> WHAT THE EXERCISE ASKS
Every line below must be reproduced exactly. Copy them all.

+---+

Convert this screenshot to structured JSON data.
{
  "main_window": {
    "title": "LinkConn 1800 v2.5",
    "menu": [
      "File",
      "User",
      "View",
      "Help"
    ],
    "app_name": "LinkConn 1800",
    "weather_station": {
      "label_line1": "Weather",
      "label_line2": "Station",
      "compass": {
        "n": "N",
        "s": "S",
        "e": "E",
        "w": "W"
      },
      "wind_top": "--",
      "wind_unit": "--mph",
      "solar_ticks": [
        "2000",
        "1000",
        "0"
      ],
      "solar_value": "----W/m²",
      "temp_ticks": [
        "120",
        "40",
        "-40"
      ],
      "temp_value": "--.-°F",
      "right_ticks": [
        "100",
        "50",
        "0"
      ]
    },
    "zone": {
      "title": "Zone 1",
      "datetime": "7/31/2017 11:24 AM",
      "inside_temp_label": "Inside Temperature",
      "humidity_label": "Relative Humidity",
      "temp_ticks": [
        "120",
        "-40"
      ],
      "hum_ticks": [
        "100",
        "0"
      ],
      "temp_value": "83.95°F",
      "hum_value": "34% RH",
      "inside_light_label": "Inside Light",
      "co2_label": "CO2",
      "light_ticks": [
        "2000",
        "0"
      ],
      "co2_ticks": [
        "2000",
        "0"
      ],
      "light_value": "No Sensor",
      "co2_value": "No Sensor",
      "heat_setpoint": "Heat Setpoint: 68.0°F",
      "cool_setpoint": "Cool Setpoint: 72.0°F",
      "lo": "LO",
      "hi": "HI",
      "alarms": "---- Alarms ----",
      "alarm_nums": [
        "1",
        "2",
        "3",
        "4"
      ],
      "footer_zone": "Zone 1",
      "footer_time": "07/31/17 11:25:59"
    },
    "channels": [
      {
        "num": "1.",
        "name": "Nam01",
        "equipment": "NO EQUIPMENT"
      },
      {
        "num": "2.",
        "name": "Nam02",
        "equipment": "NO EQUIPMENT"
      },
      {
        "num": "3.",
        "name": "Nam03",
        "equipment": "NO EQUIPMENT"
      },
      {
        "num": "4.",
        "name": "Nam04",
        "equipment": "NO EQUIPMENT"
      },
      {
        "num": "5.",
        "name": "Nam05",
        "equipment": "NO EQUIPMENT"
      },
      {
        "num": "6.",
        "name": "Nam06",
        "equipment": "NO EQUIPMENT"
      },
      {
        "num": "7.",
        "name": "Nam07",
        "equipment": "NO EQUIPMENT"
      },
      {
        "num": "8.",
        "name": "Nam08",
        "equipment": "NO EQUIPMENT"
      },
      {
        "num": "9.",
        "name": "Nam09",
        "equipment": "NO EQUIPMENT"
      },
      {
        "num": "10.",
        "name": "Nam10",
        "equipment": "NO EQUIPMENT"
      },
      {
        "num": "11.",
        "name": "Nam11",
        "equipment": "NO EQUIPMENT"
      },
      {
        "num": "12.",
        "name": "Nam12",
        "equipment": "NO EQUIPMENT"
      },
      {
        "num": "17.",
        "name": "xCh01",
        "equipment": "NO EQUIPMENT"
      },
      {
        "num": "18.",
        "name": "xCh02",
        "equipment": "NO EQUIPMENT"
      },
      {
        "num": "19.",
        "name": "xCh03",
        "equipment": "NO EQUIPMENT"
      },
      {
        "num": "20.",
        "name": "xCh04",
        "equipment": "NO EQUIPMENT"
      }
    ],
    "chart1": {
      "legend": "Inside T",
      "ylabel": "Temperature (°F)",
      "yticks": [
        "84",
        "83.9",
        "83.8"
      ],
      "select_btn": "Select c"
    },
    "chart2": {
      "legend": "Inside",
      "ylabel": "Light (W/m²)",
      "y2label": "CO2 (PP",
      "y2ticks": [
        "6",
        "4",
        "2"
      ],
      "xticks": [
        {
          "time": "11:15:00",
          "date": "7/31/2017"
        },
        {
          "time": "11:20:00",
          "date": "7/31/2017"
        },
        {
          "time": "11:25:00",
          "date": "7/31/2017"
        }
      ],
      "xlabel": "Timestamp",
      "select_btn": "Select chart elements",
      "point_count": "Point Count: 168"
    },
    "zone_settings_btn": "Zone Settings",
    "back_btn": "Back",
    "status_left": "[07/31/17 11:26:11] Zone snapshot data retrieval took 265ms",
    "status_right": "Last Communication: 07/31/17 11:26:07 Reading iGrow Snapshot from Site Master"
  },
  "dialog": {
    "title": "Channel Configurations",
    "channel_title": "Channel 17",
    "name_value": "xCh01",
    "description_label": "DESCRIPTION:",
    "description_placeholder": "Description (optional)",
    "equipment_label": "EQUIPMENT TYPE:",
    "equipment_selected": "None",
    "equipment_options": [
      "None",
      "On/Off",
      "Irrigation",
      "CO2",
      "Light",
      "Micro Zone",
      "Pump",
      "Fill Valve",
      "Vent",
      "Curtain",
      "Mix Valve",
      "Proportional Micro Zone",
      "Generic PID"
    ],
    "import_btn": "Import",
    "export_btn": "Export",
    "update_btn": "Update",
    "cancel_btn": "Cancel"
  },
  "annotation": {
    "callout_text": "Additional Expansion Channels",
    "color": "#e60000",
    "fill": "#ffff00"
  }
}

+---+

> REPLY TO THE EXERCISE
Convert this screenshot to structured JSON data.
{
  "main_window": {
    "title": "LinkConn 1800 v2.5",
    "menu": [
      "File",
      "User",
      "View",
      "Help"
    ],
    "app_name": "LinkConn 1800",
    "weather_station": {
      "label_line1": "Weather",
      "label_line2": "Station",
      "compass": {
        "n": "N",
        "s": "S",
        "e": "E",
        "w": "W"
      },
      "wind_top": "--",
      "wind_unit": "--mph",
      "solar_ticks": [
        "2000",
        "1000",
        "0"
      ],
      "solar_value": "----W/m²",
      "temp_ticks": [
        "120",
        "40",
        "-40"
      ],
      "temp_value": "--.-°F",
      "right_ticks": [
        "100",
        "50",
        "0"
      ]
    },
    "zone": {
      "title": "Zone 1",
      "datetime": "7/31/2017 11:24 AM",
      "inside_temp_label": "Inside Temperature",
      "humidity_label": "Relative Humidity",
      "temp_ticks": [
        "120",
        "-40"
      ],
      "hum_ticks": [
        "100",
        "0"
      ],
      "temp_value": "83.95°F",
      "hum_value": "34% RH",
      "inside_light_label": "Inside Light",
      "co2_label": "CO2",
      "light_ticks": [
        "2000",
        "0"
      ],
      "co2_ticks": [
        "2000",
        "0"
      ],
      "light_value": "No Sensor",
      "co2_value": "No Sensor",
      "heat_setpoint": "Heat Setpoint: 68.0°F",
      "cool_setpoint": "Cool Setpoint: 72.0°F",
      "lo": "LO",
      "hi": "HI",
      "alarms": "---- Alarms ----",
      "alarm_nums": [
        "1",
        "2",
        "3",
        "4"
      ],
      "footer_zone": "Zone 1",
      "footer_time": "07/31/17 11:25:59"
    },
    "channels": [
      {
        "num": "1.",
        "name": "Nam01",
        "equipment": "NO EQUIPMENT"
      },
      {
        "num": "2.",
        "name": "Nam02",
        "equipment": "NO EQUIPMENT"
      },
      {
        "num": "3.",
        "name": "Nam03",
        "equipment": "NO EQUIPMENT"
      },
      {
        "num": "4.",
        "name": "Nam04",
        "equipment": "NO EQUIPMENT"
      },
      {
        "num": "5.",
        "name": "Nam05",
        "equipment": "NO EQUIPMENT"
      },
      {
        "num": "6.",
        "name": "Nam06",
        "equipment": "NO EQUIPMENT"
      },
      {
        "num": "7.",
        "name": "Nam07",
        "equipment": "NO EQUIPMENT"
      },
      {
        "num": "8.",
        "name": "Nam08",
        "equipment": "NO EQUIPMENT"
      },
      {
        "num": "9.",
        "name": "Nam09",
        "equipment": "NO EQUIPMENT"
      },
      {
        "num": "10.",
        "name": "Nam10",
        "equipment": "NO EQUIPMENT"
      },
      {
        "num": "11.",
        "name": "Nam11",
        "equipment": "NO EQUIPMENT"
      },
      {
        "num": "12.",
        "name": "Nam12",
        "equipment": "NO EQUIPMENT"
      },
      {
        "num": "17.",
        "name": "xCh01",
        "equipment": "NO EQUIPMENT"
      },
      {
        "num": "18.",
        "name": "xCh02",
        "equipment": "NO EQUIPMENT"
      },
      {
        "num": "19.",
        "name": "xCh03",
        "equipment": "NO EQUIPMENT"
      },
      {
        "num": "20.",
        "name": "xCh04",
        "equipment": "NO EQUIPMENT"
      }
    ],
    "chart1": {
      "legend": "Inside T",
      "ylabel": "Temperature (°F)",
      "yticks": [
        "84",
        "83.9",
        "83.8"
      ],
      "select_btn": "Select c"
    },
    "chart2": {
      "legend": "Inside",
      "ylabel": "Light (W/m²)",
      "y2label": "CO2 (PP",
      "y2ticks": [
        "6",
        "4",
        "2"
      ],
      "xticks": [
        {
          "time": "11:15:00",
          "date": "7/31/2017"
        },
        {
          "time": "11:20:00",
          "date": "7/31/2017"
        },
        {
          "time": "11:25:00",
          "date": "7/31/2017"
        }
      ],
      "xlabel": "Timestamp",
      "select_btn": "Select chart elements",
      "point_count": "Point Count: 168"
    },
    "zone_settings_btn": "Zone Settings",
    "back_btn": "Back",
    "status_left": "[07/31/17 11:26:11] Zone snapshot data retrieval took 265ms",
    "status_right": "Last Communication: 07/31/17 11:26:07 Reading iGrow Snapshot from Site Master"
  },
  "dialog": {
    "title": "Channel Configurations",
    "channel_title": "Channel 17",
    "name_value": "xCh01",
    "description_label": "DESCRIPTION:",
    "description_placeholder": "Description (optional)",
    "equipment_label": "EQUIPMENT TYPE:",
    "equipment_selected": "None",
    "equipment_options": [
      "None",
      "On/Off",
      "Irrigation",
      "CO2",
      "Light",
      "Micro Zone",
      "Pump",
      "Fill Valve",
      "Vent",
      "Curtain",
      "Mix Valve",
      "Proportional Micro Zone",
      "Generic PID"
    ],
    "import_btn": "Import",
    "export_btn": "Export",
    "update_btn": "Update",
    "cancel_btn": "Cancel"
  },
  "annotation": {
    "callout_text": "Additional Expansion Channels",
    "color": "#e60000",
    "fill": "#ffff00"
  }
}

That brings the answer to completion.